• TASK OBJECTIVE
Of all the lines in the data below, how many contain "Step"? Report that number alone.

--- Begin INFORMATION SUPPLIED ---

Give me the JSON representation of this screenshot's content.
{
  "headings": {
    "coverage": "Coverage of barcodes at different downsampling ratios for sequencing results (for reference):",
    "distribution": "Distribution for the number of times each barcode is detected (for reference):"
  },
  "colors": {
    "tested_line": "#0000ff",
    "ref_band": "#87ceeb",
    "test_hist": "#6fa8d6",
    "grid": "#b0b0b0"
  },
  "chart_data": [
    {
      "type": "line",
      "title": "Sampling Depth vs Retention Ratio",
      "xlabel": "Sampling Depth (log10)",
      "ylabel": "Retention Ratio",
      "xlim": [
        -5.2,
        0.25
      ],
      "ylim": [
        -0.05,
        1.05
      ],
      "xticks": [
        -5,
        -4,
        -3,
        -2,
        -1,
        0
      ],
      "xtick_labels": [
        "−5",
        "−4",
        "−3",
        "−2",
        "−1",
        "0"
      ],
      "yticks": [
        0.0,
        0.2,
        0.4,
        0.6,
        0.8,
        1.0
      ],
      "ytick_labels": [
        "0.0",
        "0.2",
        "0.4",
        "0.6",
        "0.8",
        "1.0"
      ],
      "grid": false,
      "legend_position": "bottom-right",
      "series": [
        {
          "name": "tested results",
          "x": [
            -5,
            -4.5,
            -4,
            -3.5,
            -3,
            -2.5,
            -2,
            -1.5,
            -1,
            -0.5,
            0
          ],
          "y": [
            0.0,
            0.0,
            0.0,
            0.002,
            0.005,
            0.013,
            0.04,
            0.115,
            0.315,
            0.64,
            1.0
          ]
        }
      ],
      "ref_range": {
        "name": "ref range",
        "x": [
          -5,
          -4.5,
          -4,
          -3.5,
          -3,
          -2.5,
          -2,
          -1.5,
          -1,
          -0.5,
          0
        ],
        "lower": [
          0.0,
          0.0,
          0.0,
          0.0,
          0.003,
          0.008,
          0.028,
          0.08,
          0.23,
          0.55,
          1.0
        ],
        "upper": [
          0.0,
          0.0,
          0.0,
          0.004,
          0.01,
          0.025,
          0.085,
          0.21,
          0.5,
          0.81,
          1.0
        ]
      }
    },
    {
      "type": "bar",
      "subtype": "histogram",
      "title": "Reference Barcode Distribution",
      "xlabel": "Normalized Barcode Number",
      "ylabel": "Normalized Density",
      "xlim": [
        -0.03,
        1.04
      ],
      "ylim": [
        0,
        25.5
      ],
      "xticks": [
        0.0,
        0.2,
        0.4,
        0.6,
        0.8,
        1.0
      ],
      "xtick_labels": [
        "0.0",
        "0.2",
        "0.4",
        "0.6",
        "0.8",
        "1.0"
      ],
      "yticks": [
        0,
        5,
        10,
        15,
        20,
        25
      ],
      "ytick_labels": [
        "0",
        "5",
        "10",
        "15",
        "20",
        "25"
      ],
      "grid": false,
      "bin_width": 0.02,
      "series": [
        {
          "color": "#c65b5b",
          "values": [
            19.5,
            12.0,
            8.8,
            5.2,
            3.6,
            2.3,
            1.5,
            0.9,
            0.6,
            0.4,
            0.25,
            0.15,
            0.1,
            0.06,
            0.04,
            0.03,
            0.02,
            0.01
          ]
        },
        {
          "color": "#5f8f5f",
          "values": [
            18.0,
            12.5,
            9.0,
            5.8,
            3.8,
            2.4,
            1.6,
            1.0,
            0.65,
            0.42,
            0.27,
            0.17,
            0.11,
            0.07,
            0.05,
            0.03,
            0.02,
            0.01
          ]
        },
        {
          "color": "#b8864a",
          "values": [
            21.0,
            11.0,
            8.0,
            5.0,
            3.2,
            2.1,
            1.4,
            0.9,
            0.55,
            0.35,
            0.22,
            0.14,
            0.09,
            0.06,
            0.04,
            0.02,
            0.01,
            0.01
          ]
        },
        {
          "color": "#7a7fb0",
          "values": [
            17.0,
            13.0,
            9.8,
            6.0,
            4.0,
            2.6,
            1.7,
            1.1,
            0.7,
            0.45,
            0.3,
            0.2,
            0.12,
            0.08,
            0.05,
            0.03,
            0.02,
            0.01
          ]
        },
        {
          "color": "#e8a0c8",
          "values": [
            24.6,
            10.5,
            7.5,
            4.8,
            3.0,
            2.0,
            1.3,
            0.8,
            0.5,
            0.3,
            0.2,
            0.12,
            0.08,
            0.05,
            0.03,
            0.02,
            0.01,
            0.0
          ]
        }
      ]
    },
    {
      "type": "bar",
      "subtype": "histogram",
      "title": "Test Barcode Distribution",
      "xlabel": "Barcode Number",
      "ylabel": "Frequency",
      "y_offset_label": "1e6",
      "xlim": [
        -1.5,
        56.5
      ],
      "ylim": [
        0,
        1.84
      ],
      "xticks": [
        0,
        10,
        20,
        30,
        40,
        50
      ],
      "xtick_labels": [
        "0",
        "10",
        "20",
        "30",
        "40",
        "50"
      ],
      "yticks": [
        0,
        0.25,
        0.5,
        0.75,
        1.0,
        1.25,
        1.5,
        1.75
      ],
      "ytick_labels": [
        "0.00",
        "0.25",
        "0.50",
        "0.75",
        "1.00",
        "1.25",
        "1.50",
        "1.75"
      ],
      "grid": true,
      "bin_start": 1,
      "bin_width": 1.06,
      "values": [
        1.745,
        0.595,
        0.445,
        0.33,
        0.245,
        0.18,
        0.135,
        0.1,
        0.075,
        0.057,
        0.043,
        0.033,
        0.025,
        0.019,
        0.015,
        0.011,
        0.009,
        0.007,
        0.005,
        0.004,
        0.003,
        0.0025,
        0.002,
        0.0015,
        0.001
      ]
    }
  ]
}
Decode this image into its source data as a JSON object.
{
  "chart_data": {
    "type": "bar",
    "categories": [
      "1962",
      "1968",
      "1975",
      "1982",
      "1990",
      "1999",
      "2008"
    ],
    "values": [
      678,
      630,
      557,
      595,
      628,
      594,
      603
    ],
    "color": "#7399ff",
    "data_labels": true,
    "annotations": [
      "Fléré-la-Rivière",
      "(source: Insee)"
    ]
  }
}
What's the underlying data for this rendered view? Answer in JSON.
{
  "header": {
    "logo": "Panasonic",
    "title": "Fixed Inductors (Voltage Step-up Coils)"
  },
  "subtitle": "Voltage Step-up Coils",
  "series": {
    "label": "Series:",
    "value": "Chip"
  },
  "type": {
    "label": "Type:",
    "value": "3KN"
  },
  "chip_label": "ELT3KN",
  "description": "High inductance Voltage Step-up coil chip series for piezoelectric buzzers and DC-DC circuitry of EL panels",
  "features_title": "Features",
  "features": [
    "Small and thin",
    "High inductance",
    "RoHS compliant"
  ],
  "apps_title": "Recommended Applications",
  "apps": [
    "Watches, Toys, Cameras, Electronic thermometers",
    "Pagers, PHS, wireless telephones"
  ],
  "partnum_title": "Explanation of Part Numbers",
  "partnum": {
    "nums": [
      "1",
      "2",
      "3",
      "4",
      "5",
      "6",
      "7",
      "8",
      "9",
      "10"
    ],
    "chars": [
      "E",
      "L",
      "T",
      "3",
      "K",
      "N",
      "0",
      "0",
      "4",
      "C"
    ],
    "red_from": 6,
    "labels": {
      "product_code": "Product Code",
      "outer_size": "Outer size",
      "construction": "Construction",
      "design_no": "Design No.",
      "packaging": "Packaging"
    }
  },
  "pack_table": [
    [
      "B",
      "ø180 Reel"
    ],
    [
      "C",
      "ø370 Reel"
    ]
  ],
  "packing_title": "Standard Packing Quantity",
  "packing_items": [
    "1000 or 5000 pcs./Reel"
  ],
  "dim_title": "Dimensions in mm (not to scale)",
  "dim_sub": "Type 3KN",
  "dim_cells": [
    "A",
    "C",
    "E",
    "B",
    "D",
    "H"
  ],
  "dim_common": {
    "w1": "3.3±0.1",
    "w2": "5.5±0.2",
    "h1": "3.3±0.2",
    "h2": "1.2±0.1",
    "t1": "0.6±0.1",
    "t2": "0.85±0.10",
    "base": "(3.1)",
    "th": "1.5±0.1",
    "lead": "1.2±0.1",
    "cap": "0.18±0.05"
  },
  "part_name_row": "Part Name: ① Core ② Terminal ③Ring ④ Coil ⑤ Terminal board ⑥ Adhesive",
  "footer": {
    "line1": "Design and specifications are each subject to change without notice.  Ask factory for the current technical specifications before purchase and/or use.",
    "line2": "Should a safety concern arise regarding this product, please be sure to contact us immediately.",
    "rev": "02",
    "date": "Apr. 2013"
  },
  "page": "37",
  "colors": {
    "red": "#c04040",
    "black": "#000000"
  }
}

--- End INFORMATION SUPPLIED ---

• SOLUTION TO THE EXERCISE
3